━━━━━ Data in this exercise
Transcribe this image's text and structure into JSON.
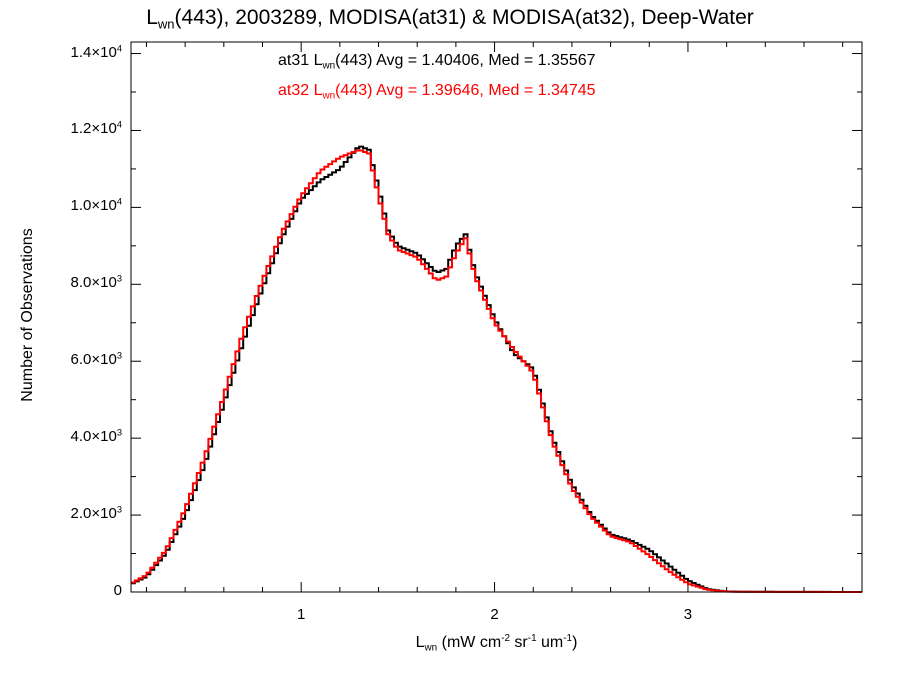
{
  "chart_data": {
    "type": "line",
    "title": {
      "main": "L",
      "sub": "wn",
      "rest": "(443), 2003289, MODISA(at31) & MODISA(at32), Deep-Water"
    },
    "xlabel": {
      "main": "L",
      "sub": "wn",
      "p1": " (mW cm",
      "s1": "-2",
      "p2": " sr",
      "s2": "-1",
      "p3": " um",
      "s3": "-1",
      "p4": ")"
    },
    "ylabel": "Number of Observations",
    "xlim": [
      0.12,
      3.9
    ],
    "ylim": [
      0,
      14300
    ],
    "x_ticks": [
      {
        "value": 1,
        "label": "1"
      },
      {
        "value": 2,
        "label": "2"
      },
      {
        "value": 3,
        "label": "3"
      }
    ],
    "y_ticks": [
      {
        "value": 0,
        "mant": "0",
        "exp": ""
      },
      {
        "value": 2000,
        "mant": "2.0×10",
        "exp": "3"
      },
      {
        "value": 4000,
        "mant": "4.0×10",
        "exp": "3"
      },
      {
        "value": 6000,
        "mant": "6.0×10",
        "exp": "3"
      },
      {
        "value": 8000,
        "mant": "8.0×10",
        "exp": "3"
      },
      {
        "value": 10000,
        "mant": "1.0×10",
        "exp": "4"
      },
      {
        "value": 12000,
        "mant": "1.2×10",
        "exp": "4"
      },
      {
        "value": 14000,
        "mant": "1.4×10",
        "exp": "4"
      }
    ],
    "legend": [
      {
        "pre": "at31 L",
        "sub": "wn",
        "post": "(443) Avg = 1.40406, Med = 1.35567",
        "color": "#000000"
      },
      {
        "pre": "at32 L",
        "sub": "wn",
        "post": "(443) Avg = 1.39646, Med = 1.34745",
        "color": "#ff0000"
      }
    ],
    "series": [
      {
        "color": "#000000",
        "points": [
          [
            0.12,
            200
          ],
          [
            0.2,
            400
          ],
          [
            0.3,
            1000
          ],
          [
            0.4,
            2000
          ],
          [
            0.5,
            3300
          ],
          [
            0.6,
            4900
          ],
          [
            0.7,
            6500
          ],
          [
            0.8,
            7900
          ],
          [
            0.9,
            9200
          ],
          [
            1.0,
            10200
          ],
          [
            1.1,
            10700
          ],
          [
            1.2,
            11000
          ],
          [
            1.3,
            11600
          ],
          [
            1.35,
            11500
          ],
          [
            1.4,
            10500
          ],
          [
            1.45,
            9400
          ],
          [
            1.5,
            9000
          ],
          [
            1.6,
            8800
          ],
          [
            1.7,
            8300
          ],
          [
            1.75,
            8400
          ],
          [
            1.8,
            9000
          ],
          [
            1.85,
            9300
          ],
          [
            1.9,
            8300
          ],
          [
            2.0,
            7100
          ],
          [
            2.1,
            6200
          ],
          [
            2.2,
            5800
          ],
          [
            2.3,
            4000
          ],
          [
            2.4,
            2800
          ],
          [
            2.5,
            2000
          ],
          [
            2.6,
            1500
          ],
          [
            2.7,
            1350
          ],
          [
            2.8,
            1100
          ],
          [
            2.9,
            700
          ],
          [
            3.0,
            300
          ],
          [
            3.1,
            80
          ],
          [
            3.2,
            15
          ],
          [
            3.3,
            5
          ],
          [
            3.9,
            0
          ]
        ]
      },
      {
        "color": "#ff0000",
        "points": [
          [
            0.12,
            220
          ],
          [
            0.2,
            440
          ],
          [
            0.3,
            1080
          ],
          [
            0.4,
            2150
          ],
          [
            0.5,
            3500
          ],
          [
            0.6,
            5100
          ],
          [
            0.7,
            6750
          ],
          [
            0.8,
            8100
          ],
          [
            0.9,
            9350
          ],
          [
            1.0,
            10300
          ],
          [
            1.1,
            10950
          ],
          [
            1.2,
            11300
          ],
          [
            1.3,
            11500
          ],
          [
            1.35,
            11400
          ],
          [
            1.4,
            10300
          ],
          [
            1.45,
            9300
          ],
          [
            1.5,
            8900
          ],
          [
            1.6,
            8700
          ],
          [
            1.7,
            8100
          ],
          [
            1.75,
            8200
          ],
          [
            1.8,
            8800
          ],
          [
            1.85,
            9200
          ],
          [
            1.9,
            8200
          ],
          [
            2.0,
            7000
          ],
          [
            2.1,
            6300
          ],
          [
            2.2,
            5700
          ],
          [
            2.3,
            3900
          ],
          [
            2.4,
            2700
          ],
          [
            2.5,
            1950
          ],
          [
            2.6,
            1450
          ],
          [
            2.7,
            1300
          ],
          [
            2.8,
            950
          ],
          [
            2.9,
            550
          ],
          [
            3.0,
            220
          ],
          [
            3.1,
            60
          ],
          [
            3.2,
            10
          ],
          [
            3.3,
            4
          ],
          [
            3.9,
            0
          ]
        ]
      }
    ]
  }
}
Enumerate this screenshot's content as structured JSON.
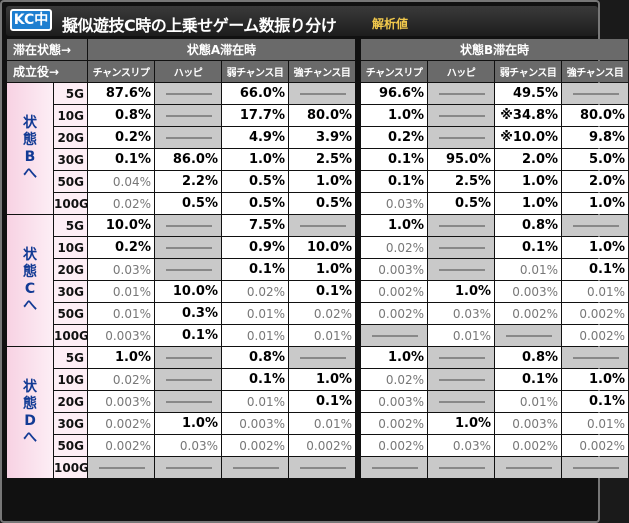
{
  "badge": "KC中",
  "title": "擬似遊技C時の上乗せゲーム数振り分け",
  "subtitle": "解析値",
  "header_label1": "滞在状態→",
  "header_label2": "成立役→",
  "state_a": "状態A滞在時",
  "state_b": "状態B滞在時",
  "columns": [
    "チャンスリプ",
    "ハッピ",
    "弱チャンス目",
    "強チャンス目",
    "チャンスリプ",
    "ハッピ",
    "弱チャンス目",
    "強チャンス目"
  ],
  "groups": [
    {
      "label": "状態Bへ",
      "rows": [
        {
          "g": "5G",
          "v": [
            "87.6%",
            "-",
            "66.0%",
            "-",
            "96.6%",
            "-",
            "49.5%",
            "-"
          ]
        },
        {
          "g": "10G",
          "v": [
            "0.8%",
            "-",
            "17.7%",
            "80.0%",
            "1.0%",
            "-",
            "※34.8%",
            "80.0%"
          ]
        },
        {
          "g": "20G",
          "v": [
            "0.2%",
            "-",
            "4.9%",
            "3.9%",
            "0.2%",
            "-",
            "※10.0%",
            "9.8%"
          ]
        },
        {
          "g": "30G",
          "v": [
            "0.1%",
            "86.0%",
            "1.0%",
            "2.5%",
            "0.1%",
            "95.0%",
            "2.0%",
            "5.0%"
          ]
        },
        {
          "g": "50G",
          "v": [
            "0.04%",
            "2.2%",
            "0.5%",
            "1.0%",
            "0.1%",
            "2.5%",
            "1.0%",
            "2.0%"
          ]
        },
        {
          "g": "100G",
          "v": [
            "0.02%",
            "0.5%",
            "0.5%",
            "0.5%",
            "0.03%",
            "0.5%",
            "1.0%",
            "1.0%"
          ]
        }
      ]
    },
    {
      "label": "状態Cへ",
      "rows": [
        {
          "g": "5G",
          "v": [
            "10.0%",
            "-",
            "7.5%",
            "-",
            "1.0%",
            "-",
            "0.8%",
            "-"
          ]
        },
        {
          "g": "10G",
          "v": [
            "0.2%",
            "-",
            "0.9%",
            "10.0%",
            "0.02%",
            "-",
            "0.1%",
            "1.0%"
          ]
        },
        {
          "g": "20G",
          "v": [
            "0.03%",
            "-",
            "0.1%",
            "1.0%",
            "0.003%",
            "-",
            "0.01%",
            "0.1%"
          ]
        },
        {
          "g": "30G",
          "v": [
            "0.01%",
            "10.0%",
            "0.02%",
            "0.1%",
            "0.002%",
            "1.0%",
            "0.003%",
            "0.01%"
          ]
        },
        {
          "g": "50G",
          "v": [
            "0.01%",
            "0.3%",
            "0.01%",
            "0.02%",
            "0.002%",
            "0.03%",
            "0.002%",
            "0.002%"
          ]
        },
        {
          "g": "100G",
          "v": [
            "0.003%",
            "0.1%",
            "0.01%",
            "0.01%",
            "-",
            "0.01%",
            "-",
            "0.002%"
          ]
        }
      ]
    },
    {
      "label": "状態Dへ",
      "rows": [
        {
          "g": "5G",
          "v": [
            "1.0%",
            "-",
            "0.8%",
            "-",
            "1.0%",
            "-",
            "0.8%",
            "-"
          ]
        },
        {
          "g": "10G",
          "v": [
            "0.02%",
            "-",
            "0.1%",
            "1.0%",
            "0.02%",
            "-",
            "0.1%",
            "1.0%"
          ]
        },
        {
          "g": "20G",
          "v": [
            "0.003%",
            "-",
            "0.01%",
            "0.1%",
            "0.003%",
            "-",
            "0.01%",
            "0.1%"
          ]
        },
        {
          "g": "30G",
          "v": [
            "0.002%",
            "1.0%",
            "0.003%",
            "0.01%",
            "0.002%",
            "1.0%",
            "0.003%",
            "0.01%"
          ]
        },
        {
          "g": "50G",
          "v": [
            "0.002%",
            "0.03%",
            "0.002%",
            "0.002%",
            "0.002%",
            "0.03%",
            "0.002%",
            "0.002%"
          ]
        },
        {
          "g": "100G",
          "v": [
            "-",
            "-",
            "-",
            "-",
            "-",
            "-",
            "-",
            "-"
          ]
        }
      ]
    }
  ],
  "colors": {
    "badge": "#1e7fd0",
    "subtitle": "#f2c94c",
    "group_text": "#123a94",
    "group_bg": "#f7d2e3",
    "dash_cell": "#c9c9c9",
    "header_bg": "#6a6a6a"
  }
}
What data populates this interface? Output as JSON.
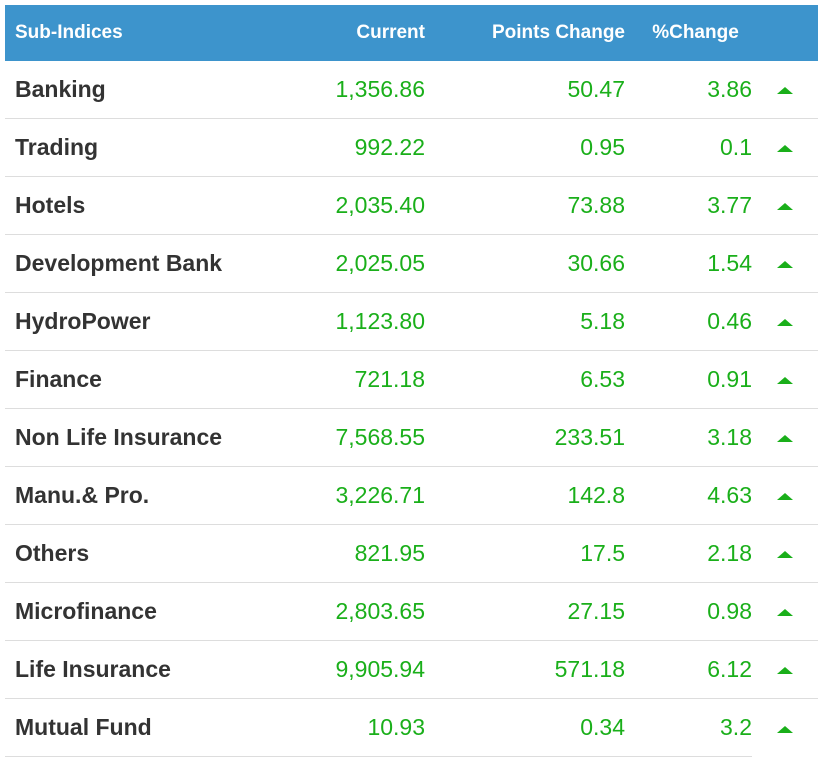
{
  "header": {
    "name": "Sub-Indices",
    "current": "Current",
    "points_change": "Points Change",
    "pct_change": "%Change"
  },
  "colors": {
    "header_bg": "#3d94cc",
    "value_green": "#1aaf1a",
    "name_text": "#333333"
  },
  "rows": [
    {
      "name": "Banking",
      "current": "1,356.86",
      "points": "50.47",
      "pct": "3.86",
      "direction": "up"
    },
    {
      "name": "Trading",
      "current": "992.22",
      "points": "0.95",
      "pct": "0.1",
      "direction": "up"
    },
    {
      "name": "Hotels",
      "current": "2,035.40",
      "points": "73.88",
      "pct": "3.77",
      "direction": "up"
    },
    {
      "name": "Development Bank",
      "current": "2,025.05",
      "points": "30.66",
      "pct": "1.54",
      "direction": "up"
    },
    {
      "name": "HydroPower",
      "current": "1,123.80",
      "points": "5.18",
      "pct": "0.46",
      "direction": "up"
    },
    {
      "name": "Finance",
      "current": "721.18",
      "points": "6.53",
      "pct": "0.91",
      "direction": "up"
    },
    {
      "name": "Non Life Insurance",
      "current": "7,568.55",
      "points": "233.51",
      "pct": "3.18",
      "direction": "up"
    },
    {
      "name": "Manu.& Pro.",
      "current": "3,226.71",
      "points": "142.8",
      "pct": "4.63",
      "direction": "up"
    },
    {
      "name": "Others",
      "current": "821.95",
      "points": "17.5",
      "pct": "2.18",
      "direction": "up"
    },
    {
      "name": "Microfinance",
      "current": "2,803.65",
      "points": "27.15",
      "pct": "0.98",
      "direction": "up"
    },
    {
      "name": "Life Insurance",
      "current": "9,905.94",
      "points": "571.18",
      "pct": "6.12",
      "direction": "up"
    },
    {
      "name": "Mutual Fund",
      "current": "10.93",
      "points": "0.34",
      "pct": "3.2",
      "direction": "up"
    }
  ]
}
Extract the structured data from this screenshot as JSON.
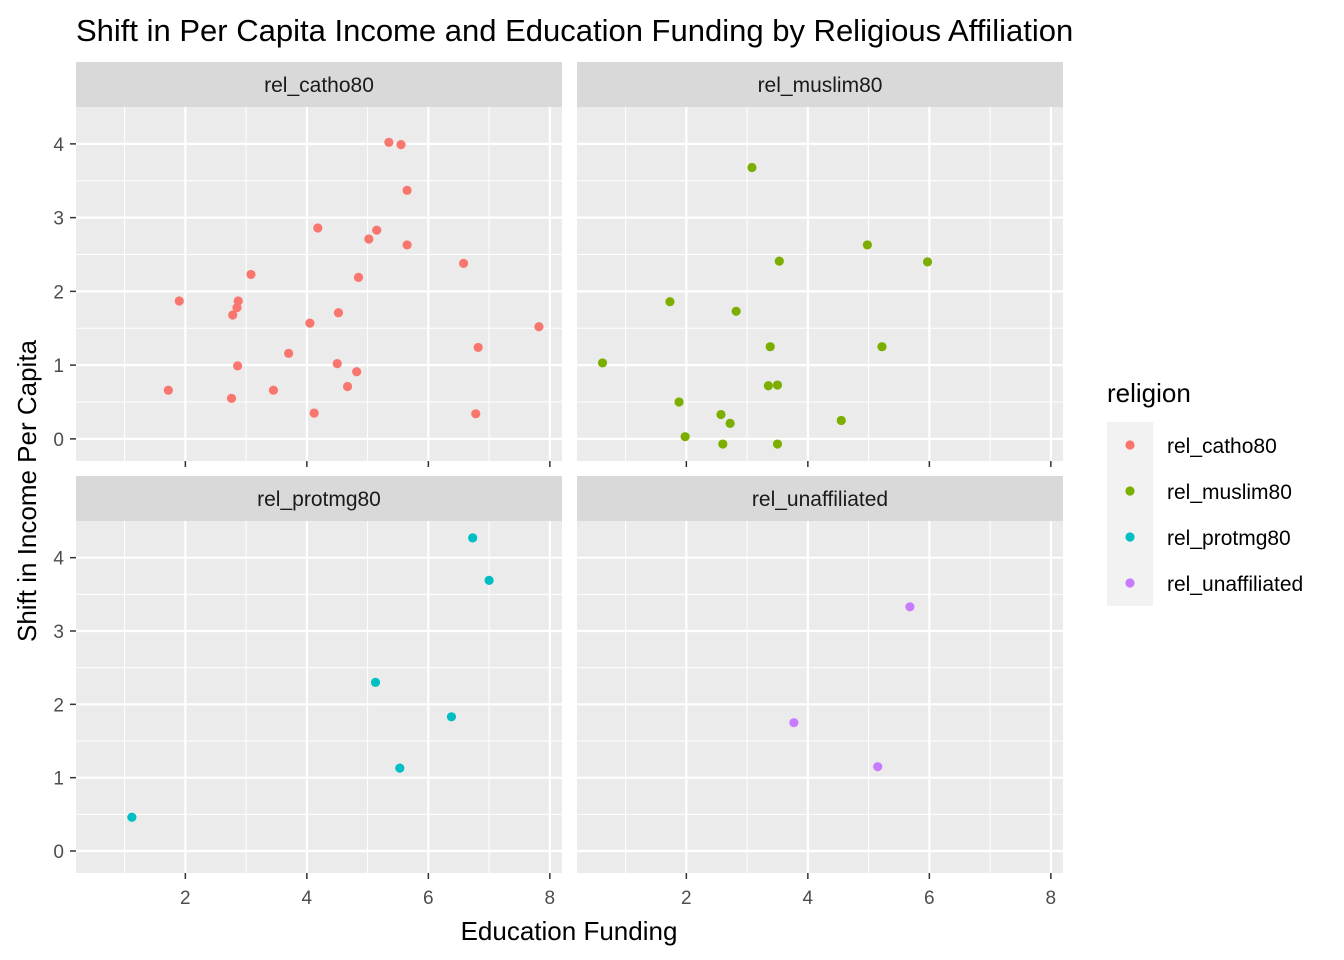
━━━━━━━━━━
▸ **Instructions to follow**
For this exercise, gather every line of the data that contains the word "Insurance".

▸ **Finished exercise**
      "name": "Non Life Insurance",
      "name": "Life Insurance",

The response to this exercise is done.